Reproduce all entries word for word.

-------- MATERIAL TO PROCESS

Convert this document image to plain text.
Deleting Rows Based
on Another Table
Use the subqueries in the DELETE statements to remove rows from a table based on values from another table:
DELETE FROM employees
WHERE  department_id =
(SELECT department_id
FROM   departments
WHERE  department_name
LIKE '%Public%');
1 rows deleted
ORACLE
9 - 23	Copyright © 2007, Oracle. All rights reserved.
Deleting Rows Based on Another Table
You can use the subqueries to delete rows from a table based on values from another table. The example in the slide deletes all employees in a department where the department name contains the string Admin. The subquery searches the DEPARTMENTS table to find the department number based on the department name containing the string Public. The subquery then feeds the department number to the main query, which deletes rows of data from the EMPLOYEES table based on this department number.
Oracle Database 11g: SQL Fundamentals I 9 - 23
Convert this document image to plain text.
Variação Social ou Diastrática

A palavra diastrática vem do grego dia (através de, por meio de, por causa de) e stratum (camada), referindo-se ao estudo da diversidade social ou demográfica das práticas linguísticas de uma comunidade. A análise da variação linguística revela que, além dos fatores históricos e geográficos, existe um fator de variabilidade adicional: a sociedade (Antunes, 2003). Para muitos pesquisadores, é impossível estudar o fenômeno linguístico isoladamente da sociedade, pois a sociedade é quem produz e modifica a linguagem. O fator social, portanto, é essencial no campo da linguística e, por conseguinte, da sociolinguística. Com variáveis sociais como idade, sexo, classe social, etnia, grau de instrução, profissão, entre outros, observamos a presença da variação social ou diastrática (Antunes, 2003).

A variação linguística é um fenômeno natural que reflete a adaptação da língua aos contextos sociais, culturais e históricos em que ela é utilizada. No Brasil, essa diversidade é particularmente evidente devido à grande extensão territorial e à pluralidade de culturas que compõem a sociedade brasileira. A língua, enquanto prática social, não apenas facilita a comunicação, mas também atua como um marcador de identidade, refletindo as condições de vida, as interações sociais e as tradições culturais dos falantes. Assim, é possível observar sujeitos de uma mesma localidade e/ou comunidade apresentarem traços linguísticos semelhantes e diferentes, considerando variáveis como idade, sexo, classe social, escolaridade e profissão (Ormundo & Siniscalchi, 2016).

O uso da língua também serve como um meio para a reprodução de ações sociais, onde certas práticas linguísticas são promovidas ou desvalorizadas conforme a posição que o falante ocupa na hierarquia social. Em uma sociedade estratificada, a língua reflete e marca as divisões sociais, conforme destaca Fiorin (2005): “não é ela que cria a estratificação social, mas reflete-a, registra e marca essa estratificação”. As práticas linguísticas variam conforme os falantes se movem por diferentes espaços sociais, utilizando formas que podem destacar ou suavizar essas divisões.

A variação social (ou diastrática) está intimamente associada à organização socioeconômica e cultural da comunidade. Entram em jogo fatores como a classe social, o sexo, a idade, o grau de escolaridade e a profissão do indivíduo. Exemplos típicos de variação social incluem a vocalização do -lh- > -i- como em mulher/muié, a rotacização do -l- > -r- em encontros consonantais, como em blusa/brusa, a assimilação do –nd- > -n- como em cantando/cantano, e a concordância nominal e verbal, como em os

----------------

**SOLUTION TO THIS TASK**
Convert this document image to plain text.
Deleting Rows Based
on Another Table
Use the subqueries in the DELETE statements to remove rows from a table based on values from another table:
DELETE FROM employees
WHERE  department_id =
(SELECT department_id
FROM   departments
WHERE  department_name
LIKE '%Public%');
1 rows deleted
ORACLE
9 - 23	Copyright © 2007, Oracle. All rights reserved.
Deleting Rows Based on Another Table
You can use the subqueries to delete rows from a table based on values from another table. The example in the slide deletes all employees in a department where the department name contains the string Admin. The subquery searches the DEPARTMENTS table to find the department number based on the department name containing the string Public. The subquery then feeds the department number to the main query, which deletes rows of data from the EMPLOYEES table based on this department number.
Oracle Database 11g: SQL Fundamentals I 9 - 23
Convert this document image to plain text.
Variação Social ou Diastrática

A palavra diastrática vem do grego dia (através de, por meio de, por causa de) e stratum (camada), referindo-se ao estudo da diversidade social ou demográfica das práticas linguísticas de uma comunidade. A análise da variação linguística revela que, além dos fatores históricos e geográficos, existe um fator de variabilidade adicional: a sociedade (Antunes, 2003). Para muitos pesquisadores, é impossível estudar o fenômeno linguístico isoladamente da sociedade, pois a sociedade é quem produz e modifica a linguagem. O fator social, portanto, é essencial no campo da linguística e, por conseguinte, da sociolinguística. Com variáveis sociais como idade, sexo, classe social, etnia, grau de instrução, profissão, entre outros, observamos a presença da variação social ou diastrática (Antunes, 2003).

A variação linguística é um fenômeno natural que reflete a adaptação da língua aos contextos sociais, culturais e históricos em que ela é utilizada. No Brasil, essa diversidade é particularmente evidente devido à grande extensão territorial e à pluralidade de culturas que compõem a sociedade brasileira. A língua, enquanto prática social, não apenas facilita a comunicação, mas também atua como um marcador de identidade, refletindo as condições de vida, as interações sociais e as tradições culturais dos falantes. Assim, é possível observar sujeitos de uma mesma localidade e/ou comunidade apresentarem traços linguísticos semelhantes e diferentes, considerando variáveis como idade, sexo, classe social, escolaridade e profissão (Ormundo & Siniscalchi, 2016).

O uso da língua também serve como um meio para a reprodução de ações sociais, onde certas práticas linguísticas são promovidas ou desvalorizadas conforme a posição que o falante ocupa na hierarquia social. Em uma sociedade estratificada, a língua reflete e marca as divisões sociais, conforme destaca Fiorin (2005): “não é ela que cria a estratificação social, mas reflete-a, registra e marca essa estratificação”. As práticas linguísticas variam conforme os falantes se movem por diferentes espaços sociais, utilizando formas que podem destacar ou suavizar essas divisões.

A variação social (ou diastrática) está intimamente associada à organização socioeconômica e cultural da comunidade. Entram em jogo fatores como a classe social, o sexo, a idade, o grau de escolaridade e a profissão do indivíduo. Exemplos típicos de variação social incluem a vocalização do -lh- > -i- como em mulher/muié, a rotacização do -l- > -r- em encontros consonantais, como em blusa/brusa, a assimilação do –nd- > -n- como em cantando/cantano, e a concordância nominal e verbal, como em os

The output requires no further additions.